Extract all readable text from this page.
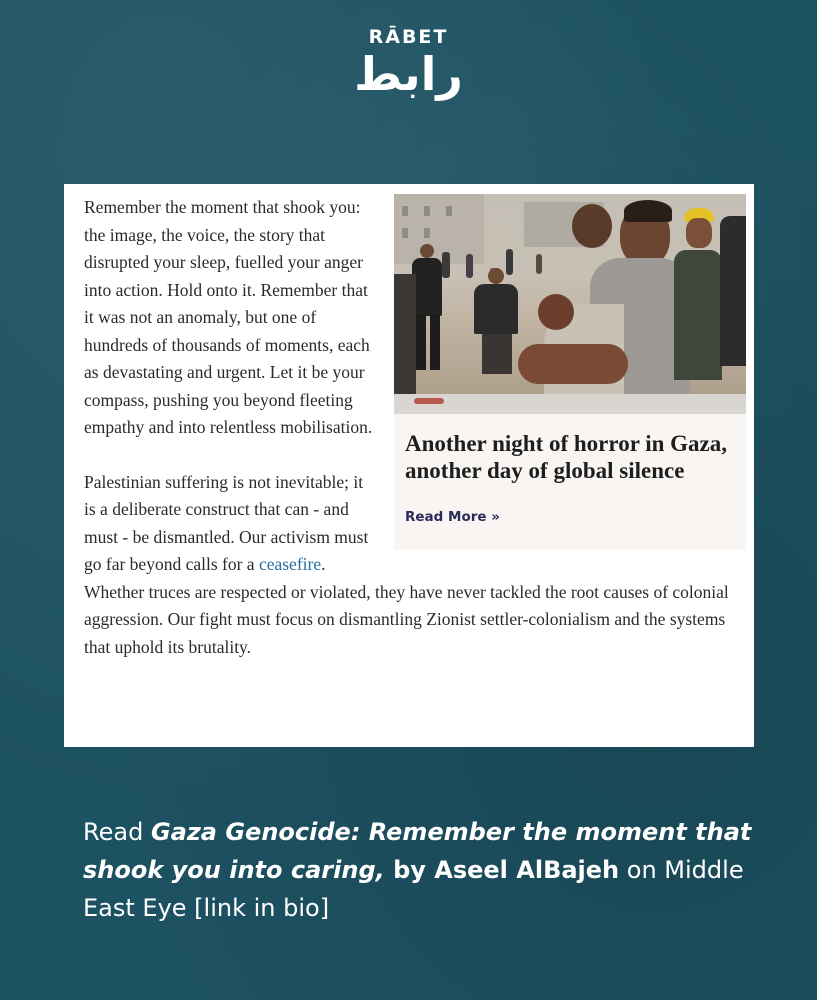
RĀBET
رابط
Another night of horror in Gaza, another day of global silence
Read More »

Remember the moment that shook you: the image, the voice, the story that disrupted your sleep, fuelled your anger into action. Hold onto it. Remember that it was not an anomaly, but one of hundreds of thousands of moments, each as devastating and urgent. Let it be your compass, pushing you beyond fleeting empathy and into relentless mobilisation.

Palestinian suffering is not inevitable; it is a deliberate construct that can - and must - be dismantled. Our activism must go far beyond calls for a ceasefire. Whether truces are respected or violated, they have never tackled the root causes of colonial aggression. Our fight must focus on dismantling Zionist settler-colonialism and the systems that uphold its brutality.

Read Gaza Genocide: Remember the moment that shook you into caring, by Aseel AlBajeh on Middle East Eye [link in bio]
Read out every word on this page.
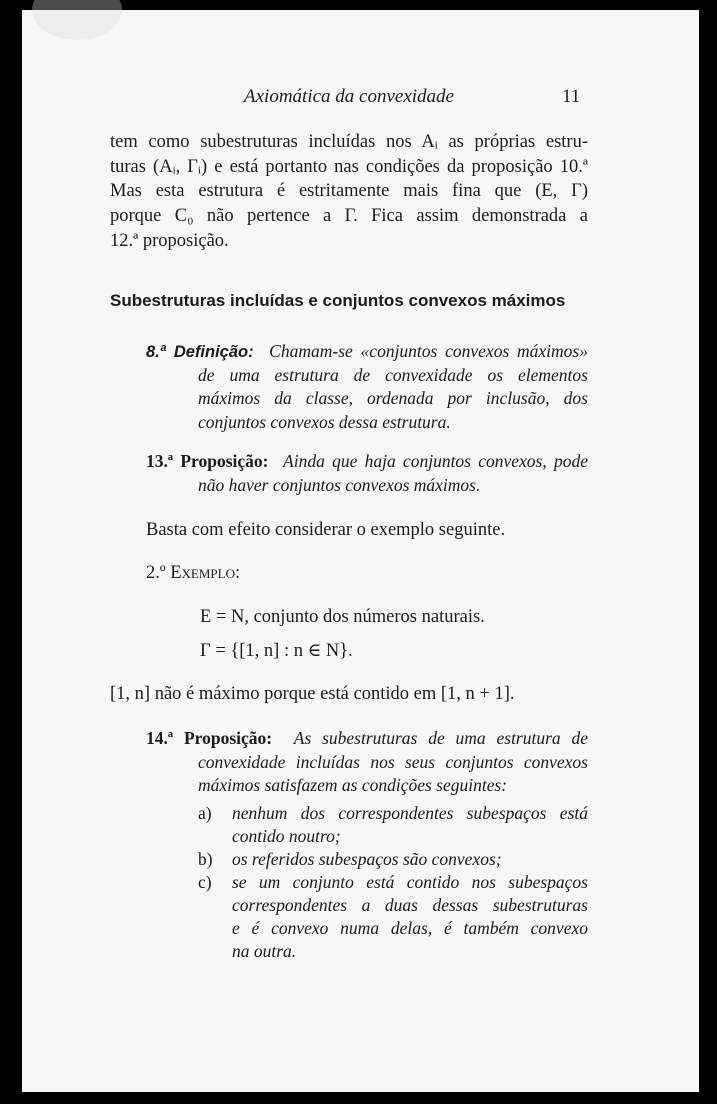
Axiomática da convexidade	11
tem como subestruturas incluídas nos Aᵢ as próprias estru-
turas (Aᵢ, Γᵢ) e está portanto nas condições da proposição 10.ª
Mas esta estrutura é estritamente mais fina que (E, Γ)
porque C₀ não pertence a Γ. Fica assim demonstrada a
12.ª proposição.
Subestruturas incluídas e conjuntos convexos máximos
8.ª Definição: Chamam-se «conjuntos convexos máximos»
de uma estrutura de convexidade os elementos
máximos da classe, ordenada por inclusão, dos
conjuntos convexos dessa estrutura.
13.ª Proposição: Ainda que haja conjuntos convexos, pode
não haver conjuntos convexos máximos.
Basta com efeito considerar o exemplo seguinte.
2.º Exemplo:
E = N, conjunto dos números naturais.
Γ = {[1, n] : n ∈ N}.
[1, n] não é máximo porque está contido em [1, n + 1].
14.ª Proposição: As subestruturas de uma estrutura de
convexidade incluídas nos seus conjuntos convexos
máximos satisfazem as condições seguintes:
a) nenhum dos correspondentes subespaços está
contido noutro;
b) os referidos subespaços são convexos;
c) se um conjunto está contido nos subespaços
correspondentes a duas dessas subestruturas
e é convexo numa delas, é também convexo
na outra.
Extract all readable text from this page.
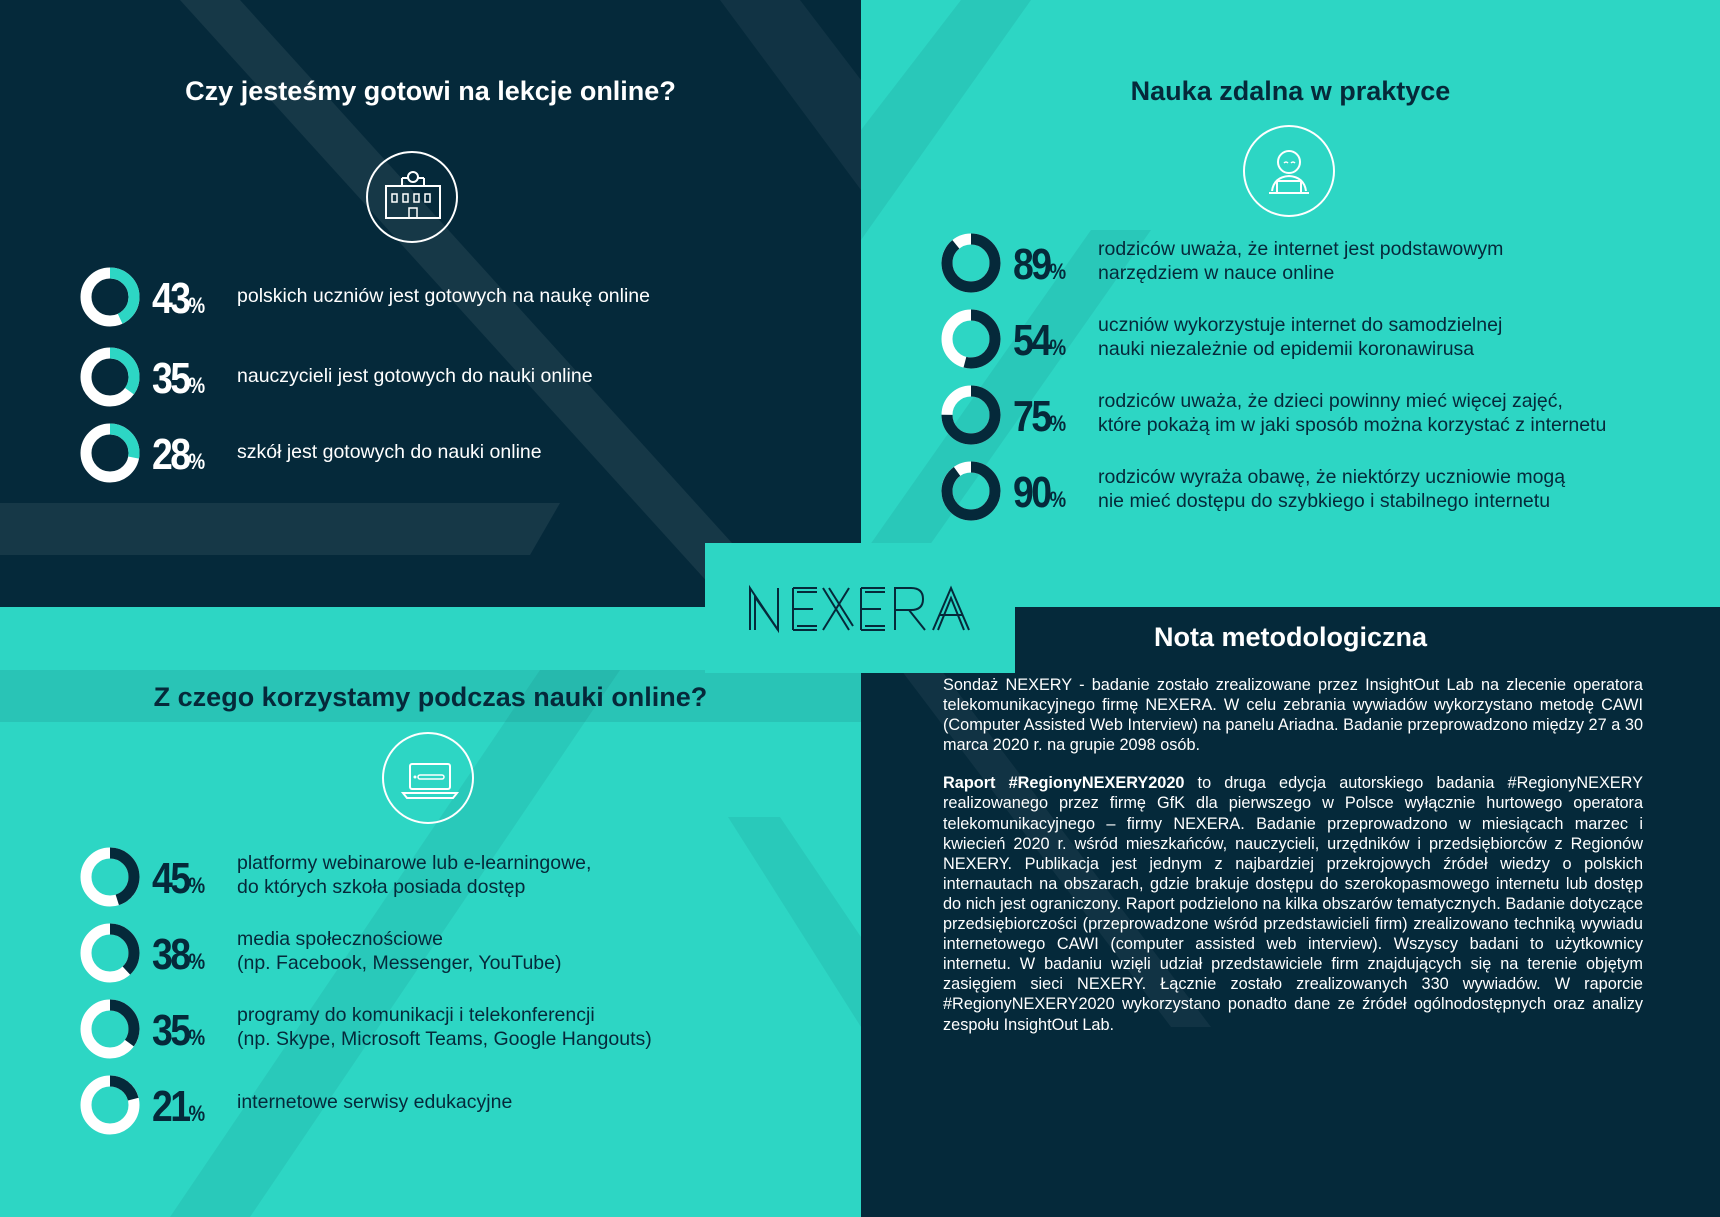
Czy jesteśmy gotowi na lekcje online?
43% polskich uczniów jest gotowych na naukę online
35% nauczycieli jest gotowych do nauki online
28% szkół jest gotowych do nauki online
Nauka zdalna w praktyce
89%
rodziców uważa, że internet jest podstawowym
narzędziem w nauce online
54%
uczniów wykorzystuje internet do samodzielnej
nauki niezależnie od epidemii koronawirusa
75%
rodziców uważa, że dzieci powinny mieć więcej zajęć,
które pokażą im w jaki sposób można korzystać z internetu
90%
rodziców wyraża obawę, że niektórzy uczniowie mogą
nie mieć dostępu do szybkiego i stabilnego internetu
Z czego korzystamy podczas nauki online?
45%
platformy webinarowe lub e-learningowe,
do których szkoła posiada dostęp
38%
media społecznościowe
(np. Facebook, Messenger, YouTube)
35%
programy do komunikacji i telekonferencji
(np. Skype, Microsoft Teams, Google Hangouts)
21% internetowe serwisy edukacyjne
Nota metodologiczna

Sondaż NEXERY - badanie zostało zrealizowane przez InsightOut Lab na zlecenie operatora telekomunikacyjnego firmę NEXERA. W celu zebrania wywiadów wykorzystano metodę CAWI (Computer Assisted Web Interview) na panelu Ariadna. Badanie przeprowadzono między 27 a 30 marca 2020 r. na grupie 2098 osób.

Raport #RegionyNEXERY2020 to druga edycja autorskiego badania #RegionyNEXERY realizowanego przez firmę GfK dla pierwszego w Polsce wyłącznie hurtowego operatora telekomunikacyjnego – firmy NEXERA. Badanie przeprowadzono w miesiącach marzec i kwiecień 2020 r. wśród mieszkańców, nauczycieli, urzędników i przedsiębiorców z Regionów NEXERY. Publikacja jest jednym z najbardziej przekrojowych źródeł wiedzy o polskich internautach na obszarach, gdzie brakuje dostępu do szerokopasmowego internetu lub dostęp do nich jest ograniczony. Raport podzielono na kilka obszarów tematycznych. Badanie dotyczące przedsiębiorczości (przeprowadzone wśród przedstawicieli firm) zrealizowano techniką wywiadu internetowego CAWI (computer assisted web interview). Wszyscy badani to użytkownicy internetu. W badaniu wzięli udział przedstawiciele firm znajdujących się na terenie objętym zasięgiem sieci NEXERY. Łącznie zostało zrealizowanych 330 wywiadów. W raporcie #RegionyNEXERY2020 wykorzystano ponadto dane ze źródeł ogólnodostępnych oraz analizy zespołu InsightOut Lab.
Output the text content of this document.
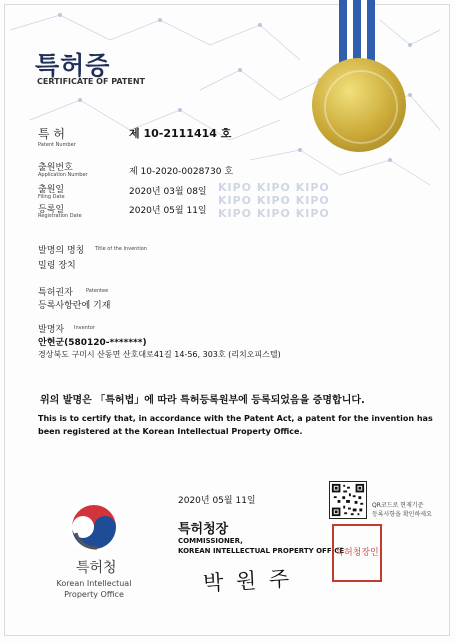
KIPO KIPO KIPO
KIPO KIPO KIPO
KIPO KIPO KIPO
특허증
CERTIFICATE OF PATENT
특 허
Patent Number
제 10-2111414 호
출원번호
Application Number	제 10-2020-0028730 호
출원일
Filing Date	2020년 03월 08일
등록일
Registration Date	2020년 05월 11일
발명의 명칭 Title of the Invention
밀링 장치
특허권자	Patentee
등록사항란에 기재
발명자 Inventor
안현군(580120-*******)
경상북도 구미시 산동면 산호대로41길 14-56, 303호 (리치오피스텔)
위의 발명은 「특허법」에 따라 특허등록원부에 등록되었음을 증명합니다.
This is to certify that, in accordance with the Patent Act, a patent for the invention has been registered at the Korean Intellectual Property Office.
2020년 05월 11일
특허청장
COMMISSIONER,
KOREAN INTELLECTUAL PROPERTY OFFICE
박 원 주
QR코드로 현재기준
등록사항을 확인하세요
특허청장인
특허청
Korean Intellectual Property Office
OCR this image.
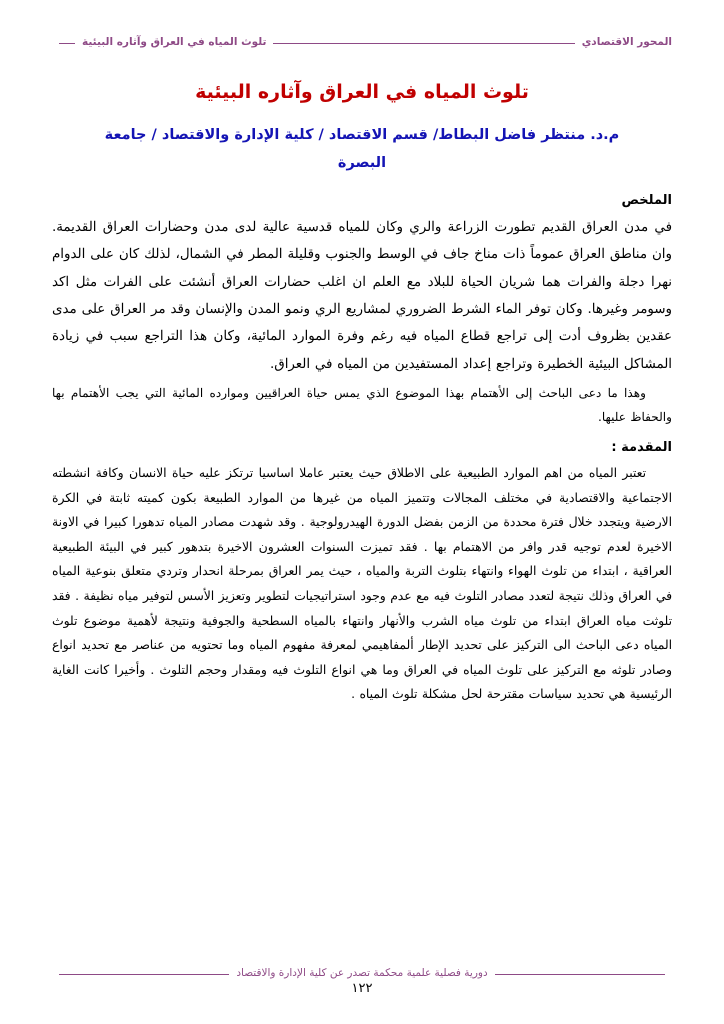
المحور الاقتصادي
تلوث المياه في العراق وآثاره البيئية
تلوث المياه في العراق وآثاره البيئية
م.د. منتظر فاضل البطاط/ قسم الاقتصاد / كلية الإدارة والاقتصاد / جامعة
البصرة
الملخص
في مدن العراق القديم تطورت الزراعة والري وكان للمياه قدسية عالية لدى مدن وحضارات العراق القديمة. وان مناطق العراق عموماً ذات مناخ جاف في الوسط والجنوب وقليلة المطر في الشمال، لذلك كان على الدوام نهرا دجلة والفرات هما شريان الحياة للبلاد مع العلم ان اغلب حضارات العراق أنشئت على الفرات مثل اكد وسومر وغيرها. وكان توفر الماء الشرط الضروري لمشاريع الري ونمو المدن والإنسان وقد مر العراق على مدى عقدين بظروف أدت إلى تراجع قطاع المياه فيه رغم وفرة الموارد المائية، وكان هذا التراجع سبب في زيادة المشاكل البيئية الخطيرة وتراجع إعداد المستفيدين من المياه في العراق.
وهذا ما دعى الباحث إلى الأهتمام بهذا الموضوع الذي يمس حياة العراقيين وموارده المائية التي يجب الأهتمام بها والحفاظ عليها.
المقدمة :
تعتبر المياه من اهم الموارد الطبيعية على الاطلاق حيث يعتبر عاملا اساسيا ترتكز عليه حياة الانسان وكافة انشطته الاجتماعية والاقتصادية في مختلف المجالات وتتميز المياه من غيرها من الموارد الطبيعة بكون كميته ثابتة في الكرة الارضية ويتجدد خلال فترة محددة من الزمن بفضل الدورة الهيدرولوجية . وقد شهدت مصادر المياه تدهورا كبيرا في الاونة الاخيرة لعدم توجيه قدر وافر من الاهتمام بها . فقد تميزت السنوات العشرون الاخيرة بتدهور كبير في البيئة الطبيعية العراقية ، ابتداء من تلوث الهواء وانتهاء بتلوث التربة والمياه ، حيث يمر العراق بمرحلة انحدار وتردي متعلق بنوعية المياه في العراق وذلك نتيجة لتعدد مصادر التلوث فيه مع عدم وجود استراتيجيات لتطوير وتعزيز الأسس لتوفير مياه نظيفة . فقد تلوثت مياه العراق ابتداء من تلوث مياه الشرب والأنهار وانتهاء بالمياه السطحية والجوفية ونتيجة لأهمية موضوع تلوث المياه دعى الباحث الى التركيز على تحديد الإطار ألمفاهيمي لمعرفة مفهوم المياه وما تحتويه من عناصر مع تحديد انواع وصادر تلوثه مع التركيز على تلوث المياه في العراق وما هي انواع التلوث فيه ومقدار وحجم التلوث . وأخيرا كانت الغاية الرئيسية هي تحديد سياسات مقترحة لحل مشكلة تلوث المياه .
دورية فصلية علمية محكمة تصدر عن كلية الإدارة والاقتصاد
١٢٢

## [Objective]
Report each line of the material above where the word "condições" appears.

## [Expected answer]
turas (Aᵢ, Γᵢ) e está portanto nas condições da proposição 10.ª
máximos satisfazem as condições seguintes:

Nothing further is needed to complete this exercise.